Text provided
########################################
The condenser 198 is fluidly coupled to the distillation unit 144 via a leading portion 200 of the fifth fluid line 192 and is configured to receive and lower a temperature of the fuel in the gaseous state (methane vapor) relative to the supplemented temperature. The condenser 198 is configured to allow a passage of the methane vapor therethrough, and while methane vapor progresses through the condenser 198, the condenser 198 is configured to condense any quantity of propane, entrained by the methane vapor (fuel in the gaseous state), sooner than condensing the methane vapor itself. A sixth fluid line 202 is connected between the condenser 198 and the absorption unit 140 so as to allow the condensed propane to be returned to the absorption unit 140 as a liquid, thus ensuring greater percentage of propane recovery. In general, the condenser 198 may be a cross-flow heat exchanger that may receive the fuel in the gaseous state (methane vapor) into the condenser's tubes in a manner as is conventionally known. The condenser 198 may have a blower (not shown) positioned laterally to a flow of methane to dissipate heat of the fuel in the gaseous state towards a heat sink, such as a surrounding atmosphere 204. A cooling capacity of the condenser 198 may be varied by altering the blower's speed, for example. In general, a structure and configuration of the condenser 198 remains similar to several of the existing condenser units, and thus further description pertaining to the condenser 198 is not included.

In an exemplary embodiment, the condenser 198 is configured to reduce a temperature of the fuel in the gaseous state to 180 Kelvin from the supplemented temperature. However, a pressure of the fuel in the gaseous state may remain same as the supplemented pressure of 60 bar.

The expansion valve 160 is positioned downstream to the condenser 198 and fluidly coupled to the condenser 198 by an intermediate line portion 206 of the fifth fluid line 192. The expansion valve 160 is configured to receive and lower a pressure of the fuel in the gaseous state from the supplemented pressure, before permitting a liquefied fuel back into the reservoir 122. A reduction in pressure of the fuel in the gaseous state is also accompanied by a reduction in temperature of the fuel in the gaseous state, thereby cooling and condensing the fuel in the gaseous state before delivery. As a result, a re-entry of the fuel into the reservoir 122 is also marked by a reduction in the vapor quality (≦1) of the fuel, as compared to the first vapor quality (i.e. =1). Effectively, a substantial percentage, if not all, of the fuel in the gaseous state turns into liquid form before re-entering the reservoir 122. Persisting vapor portions within the re-entered fuel may be recirculated in the fuel recovery circuit 136 until all or any desired quantity of vapor (fuel in the gaseous state) turns back to liquid. liquefied fuel attained though the expansion valve 160 flows into the reservoir 122 by a return line 208 of the fifth fluid line 192.
########################################
Provided information
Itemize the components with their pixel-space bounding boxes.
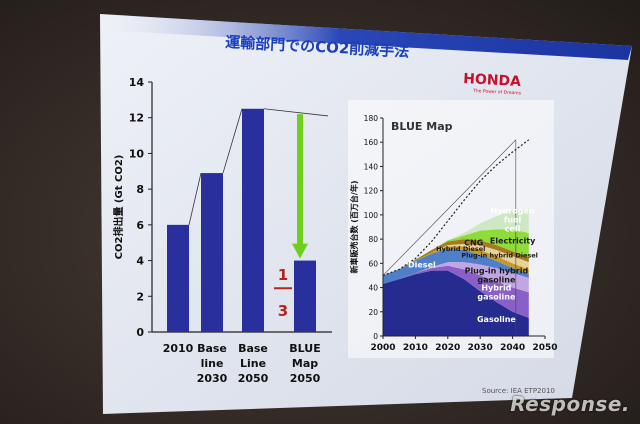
category-label: 2010: [163, 342, 194, 355]
bar-2: [242, 108, 264, 333]
y-tick-label: 10: [129, 147, 145, 160]
y-tick-label: 14: [129, 76, 145, 89]
category-label: 2050: [238, 372, 269, 385]
fraction-denominator: 3: [278, 302, 288, 320]
series-label-line: Hybrid Diesel: [436, 245, 485, 253]
series-label-line: CNG: [464, 238, 483, 247]
y-tick-label: 180: [364, 114, 379, 123]
series-label: Electricity: [490, 236, 536, 245]
y-tick-label: 60: [368, 259, 378, 268]
x-tick-label: 2020: [435, 343, 460, 353]
series-label-line: cell: [505, 225, 521, 234]
series-label-line: Electricity: [490, 236, 536, 245]
y-tick-label: 0: [136, 326, 144, 339]
area-3: [383, 248, 529, 284]
x-tick-label: 2000: [370, 343, 395, 353]
area-5: [383, 243, 529, 276]
chart-title: BLUE Map: [391, 120, 453, 133]
y-tick-label: 12: [129, 112, 144, 125]
y-tick-label: 160: [364, 138, 379, 147]
trend-line: [382, 139, 517, 276]
series-label-line: Hydrogen: [491, 207, 535, 216]
category-label: Line: [240, 357, 266, 370]
series-label: Hydrogen fuel cell: [491, 207, 535, 234]
bar-0: [167, 224, 189, 332]
series-label: Hybrid gasoline: [477, 283, 516, 301]
y-axis-label: 新車販売台数 (百万台/年): [349, 180, 359, 273]
area-4: [383, 246, 529, 276]
area-2: [383, 262, 529, 293]
connector-line: [263, 108, 329, 117]
series-label-line: fuel: [504, 216, 522, 225]
series-label-line: gasoline: [477, 292, 516, 301]
series-label-line: Diesel: [408, 260, 436, 269]
series-label-line: Hybrid: [481, 283, 511, 292]
series-label: Hybrid Diesel: [436, 245, 485, 253]
series-label-line: Plug-in hybrid: [465, 266, 529, 275]
y-tick-label: 40: [368, 284, 378, 293]
bar-1: [201, 173, 223, 332]
reduction-arrow-head: [292, 243, 308, 259]
series-label: CNG: [464, 238, 483, 247]
y-tick-label: 80: [368, 235, 378, 244]
series-label: Plug-in hybrid Diesel: [461, 251, 538, 259]
x-tick-label: 2030: [468, 343, 493, 353]
x-tick-label: 2040: [500, 343, 525, 353]
y-tick-label: 8: [136, 183, 144, 196]
series-label-line: Gasoline: [477, 315, 516, 324]
source-note: Source: IEA ETP2010: [482, 387, 555, 395]
fraction-numerator: 1: [278, 266, 288, 284]
brand-tagline: The Power of Dreams: [472, 88, 522, 97]
y-axis-label: CO2排出量 (Gt CO2): [112, 155, 125, 260]
connector-line: [222, 108, 243, 174]
series-label: Diesel: [408, 260, 436, 269]
y-tick-label: 20: [368, 308, 378, 317]
connector-line: [188, 172, 202, 225]
area-1: [383, 265, 529, 318]
series-label: Plug-in hybrid gasoline: [465, 266, 529, 284]
y-tick-label: 4: [136, 255, 144, 268]
area-8: [383, 208, 529, 276]
y-tick-label: 2: [136, 290, 144, 303]
x-tick-label: 2010: [403, 343, 428, 353]
category-label: line: [201, 357, 224, 370]
area-0: [383, 270, 529, 336]
bar-3: [294, 260, 316, 332]
category-label: Base: [238, 342, 268, 355]
category-label: 2050: [290, 372, 321, 385]
y-tick-label: 120: [364, 187, 379, 196]
y-tick-label: 6: [136, 219, 144, 232]
x-tick-label: 2050: [532, 343, 557, 353]
category-label: Map: [292, 357, 318, 370]
header-band: [100, 14, 632, 60]
response-watermark: Response.: [510, 392, 630, 416]
y-tick-label: 100: [364, 211, 379, 220]
series-label-line: Plug-in hybrid Diesel: [461, 251, 538, 259]
area-6: [383, 239, 529, 276]
reduction-arrow-shaft: [297, 114, 303, 245]
brand-logo: HONDA: [463, 71, 522, 90]
category-label: 2030: [197, 372, 228, 385]
y-tick-label: 0: [373, 332, 378, 341]
series-label-line: gasoline: [477, 275, 516, 284]
category-label: BLUE: [289, 342, 320, 355]
series-label: Gasoline: [477, 315, 516, 324]
y-tick-label: 140: [364, 162, 379, 171]
area-7: [383, 229, 529, 276]
category-label: Base: [197, 342, 227, 355]
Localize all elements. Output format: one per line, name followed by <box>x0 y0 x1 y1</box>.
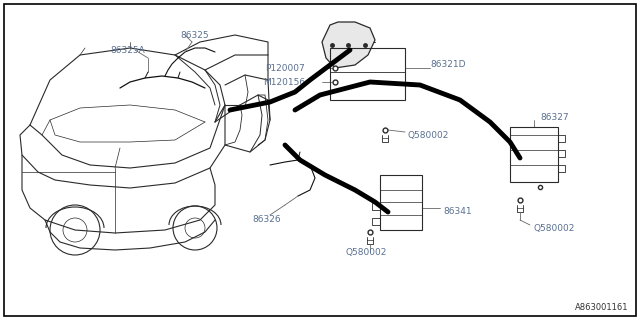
Text: 86321D: 86321D <box>430 60 465 68</box>
Text: Q580002: Q580002 <box>408 131 449 140</box>
Text: Q580002: Q580002 <box>533 223 574 233</box>
Text: 86327: 86327 <box>540 113 568 122</box>
Text: 86326: 86326 <box>252 215 280 225</box>
Text: 86341: 86341 <box>443 207 472 217</box>
Text: 86325: 86325 <box>180 30 209 39</box>
Text: P120007: P120007 <box>265 63 305 73</box>
Text: M120156: M120156 <box>263 77 305 86</box>
Bar <box>510 127 558 182</box>
Text: 86325A: 86325A <box>110 45 145 54</box>
Text: A863001161: A863001161 <box>575 303 628 312</box>
Text: Q580002: Q580002 <box>345 247 387 257</box>
Bar <box>330 48 405 100</box>
Polygon shape <box>322 22 375 68</box>
Bar <box>380 175 422 230</box>
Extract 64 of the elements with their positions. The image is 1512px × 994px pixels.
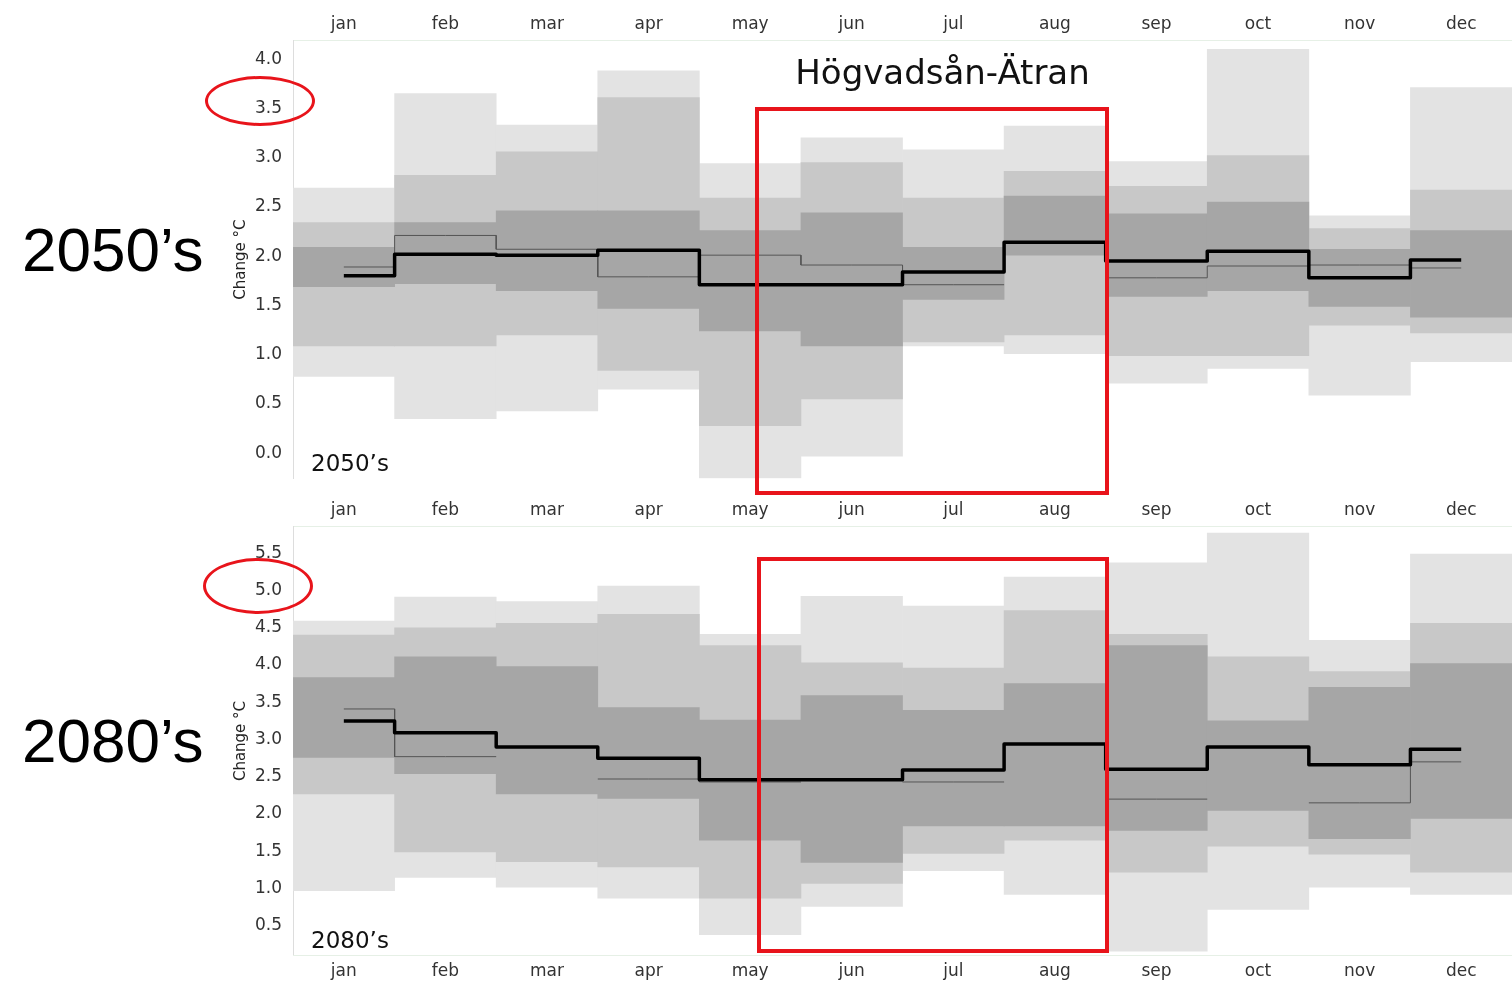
x-tick-label: jan <box>329 960 357 981</box>
y-tick-label: 0.5 <box>254 914 283 935</box>
chart-title: Högvadsån-Ätran <box>795 52 1090 93</box>
x-tick-label: may <box>731 960 769 981</box>
x-tick-label: mar <box>530 960 564 981</box>
text: 2080’s <box>22 705 204 777</box>
y-tick-label: 2.0 <box>254 244 283 265</box>
y-tick-label: 1.0 <box>254 343 283 364</box>
x-tick-label: jan <box>329 12 357 33</box>
y-tick-label: 1.5 <box>254 839 283 860</box>
x-tick-label: mar <box>530 12 564 33</box>
y-axis-title: Change °C <box>230 219 249 300</box>
y-tick-label: 4.0 <box>254 653 283 674</box>
x-tick-label: jun <box>837 12 865 33</box>
category-label: apr <box>634 498 663 519</box>
x-tick-label: nov <box>1344 12 1376 33</box>
x-tick-label: aug <box>1038 960 1071 981</box>
x-tick-label: dec <box>1445 960 1477 981</box>
x-tick-label: jun <box>837 960 865 981</box>
x-tick-label: oct <box>1244 960 1272 981</box>
category-label: feb <box>431 498 460 519</box>
x-tick-label: jul <box>942 12 964 33</box>
y-tick-label: 0.5 <box>254 392 283 413</box>
y-tick-label: 5.5 <box>254 541 283 562</box>
x-tick-label: apr <box>634 12 663 33</box>
x-tick-label: sep <box>1141 12 1172 33</box>
category-label: sep <box>1141 498 1172 519</box>
y-tick-label: 1.5 <box>254 293 283 314</box>
x-tick-label: nov <box>1344 960 1376 981</box>
category-label: nov <box>1344 498 1376 519</box>
category-label: mar <box>530 498 564 519</box>
text: 2050’s <box>22 214 204 286</box>
x-tick-label: aug <box>1038 12 1071 33</box>
x-tick-label: dec <box>1445 12 1477 33</box>
y-tick-label: 5.0 <box>254 578 283 599</box>
y-tick-label: 1.0 <box>254 876 283 897</box>
category-label: jan <box>330 498 357 519</box>
annotation: 2080’s <box>311 927 389 954</box>
category-label: dec <box>1445 498 1477 519</box>
y-tick-label: 3.0 <box>254 146 283 167</box>
x-tick-label: apr <box>634 960 663 981</box>
x-tick-label: oct <box>1244 12 1272 33</box>
y-tick-label: 3.5 <box>254 96 283 117</box>
category-label: oct <box>1244 498 1272 519</box>
y-tick-label: 4.0 <box>254 47 283 68</box>
y-tick-label: 2.0 <box>254 802 283 823</box>
y-tick-label: 3.0 <box>254 727 283 748</box>
x-tick-label: may <box>731 12 769 33</box>
x-tick-label: feb <box>431 12 460 33</box>
x-tick-label: feb <box>431 960 460 981</box>
y-tick-label: 2.5 <box>254 195 283 216</box>
category-label: jun <box>838 498 865 519</box>
category-label: aug <box>1038 498 1071 519</box>
category-label: jul <box>943 498 964 519</box>
x-tick-label: sep <box>1141 960 1172 981</box>
y-tick-label: 4.5 <box>254 616 283 637</box>
y-tick-label: 0.0 <box>254 441 283 462</box>
y-axis-title: Change °C <box>230 700 249 782</box>
annotation: 2050’s <box>311 450 389 477</box>
y-tick-label: 3.5 <box>254 690 283 711</box>
bar <box>1003 195 1107 256</box>
category-label: may <box>731 498 769 519</box>
x-tick-label: jul <box>942 960 964 981</box>
y-tick-label: 2.5 <box>254 765 283 786</box>
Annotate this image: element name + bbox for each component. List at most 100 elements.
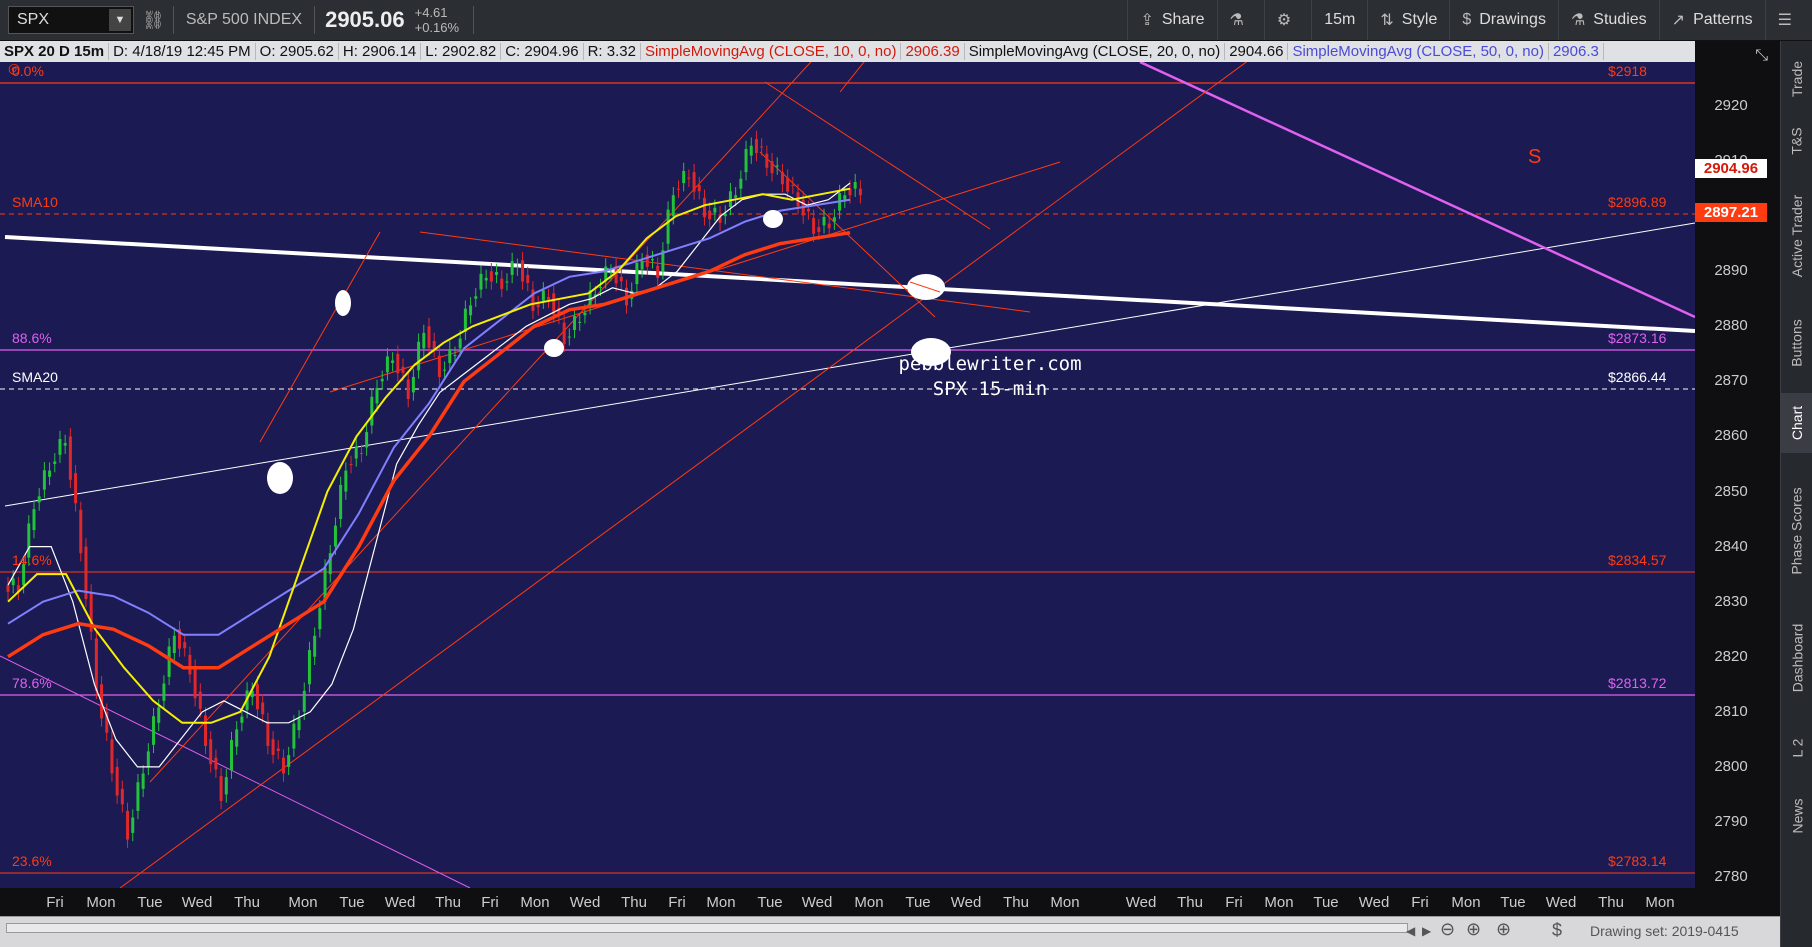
########################################
What the exercise asks
Can you carry on the patent passage about the condenser and expansion valve, starting right after its final sentence?

Exercise result
In an exemplary embodiment, the expansion valve 160 is configured to reduce a pressure of the fuel in the gaseous state to 8 bar from the exemplary supplemented pressure of 60 bar, discussed above. Alongside, a temperature of 180 Kelvin is also reduced to about less than/equal to 145 Kelvin. In effect, the fifth fluid line 192 (or the cooling circuit 146) is configured to re-liquefy the fuel in the gaseous state that was initially received from the reservoir 122 via the first fluid line 164 as boil-off gas 132, to a temperature of about 145 Kelvin, pressure of about 8 bar, and a vapor quality of less than or equal to 1.

The heat exchangers 150, 152 are categorized as a first heat exchanger 150 and a second heat exchanger 152. In general, the heat exchangers 150, 152 work on a similar principle as the condenser 198. However, said heat exchangers 150, 152 imbibe a counter flow heat exchanging pattern, as a principle mode of operation.

In further detail, the first heat exchanger 150 is positioned between the first fluid line 164 (downstream to the shutoff valve 154) and the intermediate line portion 206 of the fifth fluid line 192. The first heat exchanger 150 acts as a first preheating station for the boil-off gas 132 exiting the reservoir 122 from the first fluid line 164 into the absorption unit 140. More specifically, the intermediate line portion 206 transfers a quantity of heat from the fuel in the gaseous state travelling through the intermediate line portion 206 to the boil-off gas 132 travelling through the first fluid line 164. In that way, boil-off gas 132 exiting the reservoir 122 through the first fluid line 164 is preheated to generally minimum degree. Also, in co-relation, the first fluid line 164 provides refrigeration to the intermediate line portion 206 via the first heat exchanger 150.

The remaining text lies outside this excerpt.